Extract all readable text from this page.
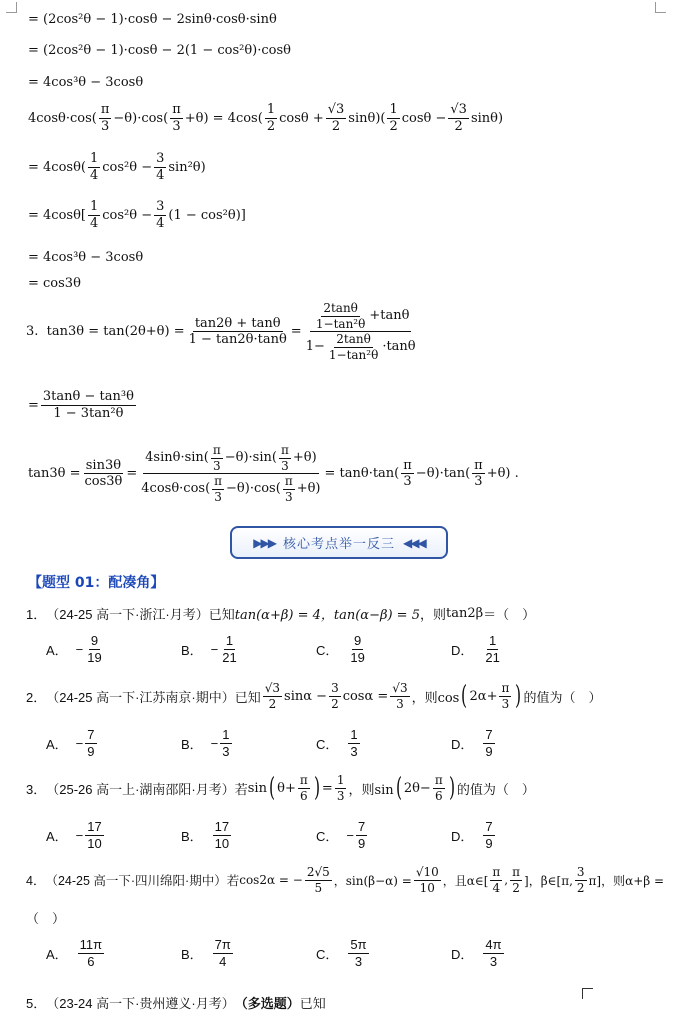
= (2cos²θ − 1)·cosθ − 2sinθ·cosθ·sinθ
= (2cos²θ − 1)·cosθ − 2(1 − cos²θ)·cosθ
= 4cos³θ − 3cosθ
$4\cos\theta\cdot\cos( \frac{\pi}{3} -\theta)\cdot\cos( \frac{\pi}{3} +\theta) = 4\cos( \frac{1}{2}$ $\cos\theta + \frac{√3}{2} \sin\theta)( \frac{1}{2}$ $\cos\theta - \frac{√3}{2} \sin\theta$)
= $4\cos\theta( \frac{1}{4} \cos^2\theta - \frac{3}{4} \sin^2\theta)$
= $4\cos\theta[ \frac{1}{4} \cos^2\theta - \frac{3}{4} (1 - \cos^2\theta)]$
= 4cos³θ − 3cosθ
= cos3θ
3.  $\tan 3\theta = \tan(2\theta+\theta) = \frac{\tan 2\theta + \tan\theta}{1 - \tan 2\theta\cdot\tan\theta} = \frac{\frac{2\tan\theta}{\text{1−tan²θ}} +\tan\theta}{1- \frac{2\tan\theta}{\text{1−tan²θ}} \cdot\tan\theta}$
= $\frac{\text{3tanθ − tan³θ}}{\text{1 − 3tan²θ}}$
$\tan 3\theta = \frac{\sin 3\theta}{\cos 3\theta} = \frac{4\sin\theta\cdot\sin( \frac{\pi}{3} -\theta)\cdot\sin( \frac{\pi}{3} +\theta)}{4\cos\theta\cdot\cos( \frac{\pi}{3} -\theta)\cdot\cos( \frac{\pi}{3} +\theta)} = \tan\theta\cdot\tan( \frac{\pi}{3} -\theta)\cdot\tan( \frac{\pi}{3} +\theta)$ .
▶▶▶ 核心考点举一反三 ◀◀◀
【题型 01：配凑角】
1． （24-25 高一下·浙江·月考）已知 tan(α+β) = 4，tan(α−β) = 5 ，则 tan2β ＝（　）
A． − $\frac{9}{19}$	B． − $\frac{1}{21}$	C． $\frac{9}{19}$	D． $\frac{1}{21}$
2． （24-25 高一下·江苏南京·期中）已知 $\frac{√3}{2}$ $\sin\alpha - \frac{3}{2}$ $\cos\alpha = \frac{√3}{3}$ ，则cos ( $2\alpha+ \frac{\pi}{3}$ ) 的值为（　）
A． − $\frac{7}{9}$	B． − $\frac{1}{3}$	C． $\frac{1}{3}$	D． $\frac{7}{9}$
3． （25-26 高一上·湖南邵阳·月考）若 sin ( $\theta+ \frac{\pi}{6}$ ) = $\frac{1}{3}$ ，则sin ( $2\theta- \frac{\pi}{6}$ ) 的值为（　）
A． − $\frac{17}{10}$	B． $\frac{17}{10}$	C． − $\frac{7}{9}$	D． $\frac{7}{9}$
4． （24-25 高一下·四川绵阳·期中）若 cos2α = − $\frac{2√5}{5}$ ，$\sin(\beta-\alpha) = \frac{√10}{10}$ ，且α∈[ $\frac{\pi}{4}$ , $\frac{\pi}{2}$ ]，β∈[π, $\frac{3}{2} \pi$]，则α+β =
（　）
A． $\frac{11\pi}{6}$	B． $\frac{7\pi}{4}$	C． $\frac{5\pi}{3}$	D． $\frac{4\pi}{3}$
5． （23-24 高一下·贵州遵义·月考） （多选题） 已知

The request ▸
With the pictures left out, transcribe the material exactly.

Solution below ▸
Extract all readable text from this page.
= (2cos²θ − 1)·cosθ − 2sinθ·cosθ·sinθ
= (2cos²θ − 1)·cosθ − 2(1 − cos²θ)·cosθ
= 4cos³θ − 3cosθ
$4\cos\theta\cdot\cos( \frac{\pi}{3} -\theta)\cdot\cos( \frac{\pi}{3} +\theta) = 4\cos( \frac{1}{2}$ $\cos\theta + \frac{√3}{2} \sin\theta)( \frac{1}{2}$ $\cos\theta - \frac{√3}{2} \sin\theta$)
= $4\cos\theta( \frac{1}{4} \cos^2\theta - \frac{3}{4} \sin^2\theta)$
= $4\cos\theta[ \frac{1}{4} \cos^2\theta - \frac{3}{4} (1 - \cos^2\theta)]$
= 4cos³θ − 3cosθ
= cos3θ
3.  $\tan 3\theta = \tan(2\theta+\theta) = \frac{\tan 2\theta + \tan\theta}{1 - \tan 2\theta\cdot\tan\theta} = \frac{\frac{2\tan\theta}{\text{1−tan²θ}} +\tan\theta}{1- \frac{2\tan\theta}{\text{1−tan²θ}} \cdot\tan\theta}$
= $\frac{\text{3tanθ − tan³θ}}{\text{1 − 3tan²θ}}$
$\tan 3\theta = \frac{\sin 3\theta}{\cos 3\theta} = \frac{4\sin\theta\cdot\sin( \frac{\pi}{3} -\theta)\cdot\sin( \frac{\pi}{3} +\theta)}{4\cos\theta\cdot\cos( \frac{\pi}{3} -\theta)\cdot\cos( \frac{\pi}{3} +\theta)} = \tan\theta\cdot\tan( \frac{\pi}{3} -\theta)\cdot\tan( \frac{\pi}{3} +\theta)$ .
▶▶▶ 核心考点举一反三 ◀◀◀
【题型 01：配凑角】
1． （24-25 高一下·浙江·月考）已知 tan(α+β) = 4，tan(α−β) = 5 ，则 tan2β ＝（　）
A． − $\frac{9}{19}$	B． − $\frac{1}{21}$	C． $\frac{9}{19}$	D． $\frac{1}{21}$
2． （24-25 高一下·江苏南京·期中）已知 $\frac{√3}{2}$ $\sin\alpha - \frac{3}{2}$ $\cos\alpha = \frac{√3}{3}$ ，则cos ( $2\alpha+ \frac{\pi}{3}$ ) 的值为（　）
A． − $\frac{7}{9}$	B． − $\frac{1}{3}$	C． $\frac{1}{3}$	D． $\frac{7}{9}$
3． （25-26 高一上·湖南邵阳·月考）若 sin ( $\theta+ \frac{\pi}{6}$ ) = $\frac{1}{3}$ ，则sin ( $2\theta- \frac{\pi}{6}$ ) 的值为（　）
A． − $\frac{17}{10}$	B． $\frac{17}{10}$	C． − $\frac{7}{9}$	D． $\frac{7}{9}$
4． （24-25 高一下·四川绵阳·期中）若 cos2α = − $\frac{2√5}{5}$ ，$\sin(\beta-\alpha) = \frac{√10}{10}$ ，且α∈[ $\frac{\pi}{4}$ , $\frac{\pi}{2}$ ]，β∈[π, $\frac{3}{2} \pi$]，则α+β =
（　）
A． $\frac{11\pi}{6}$	B． $\frac{7\pi}{4}$	C． $\frac{5\pi}{3}$	D． $\frac{4\pi}{3}$
5． （23-24 高一下·贵州遵义·月考） （多选题） 已知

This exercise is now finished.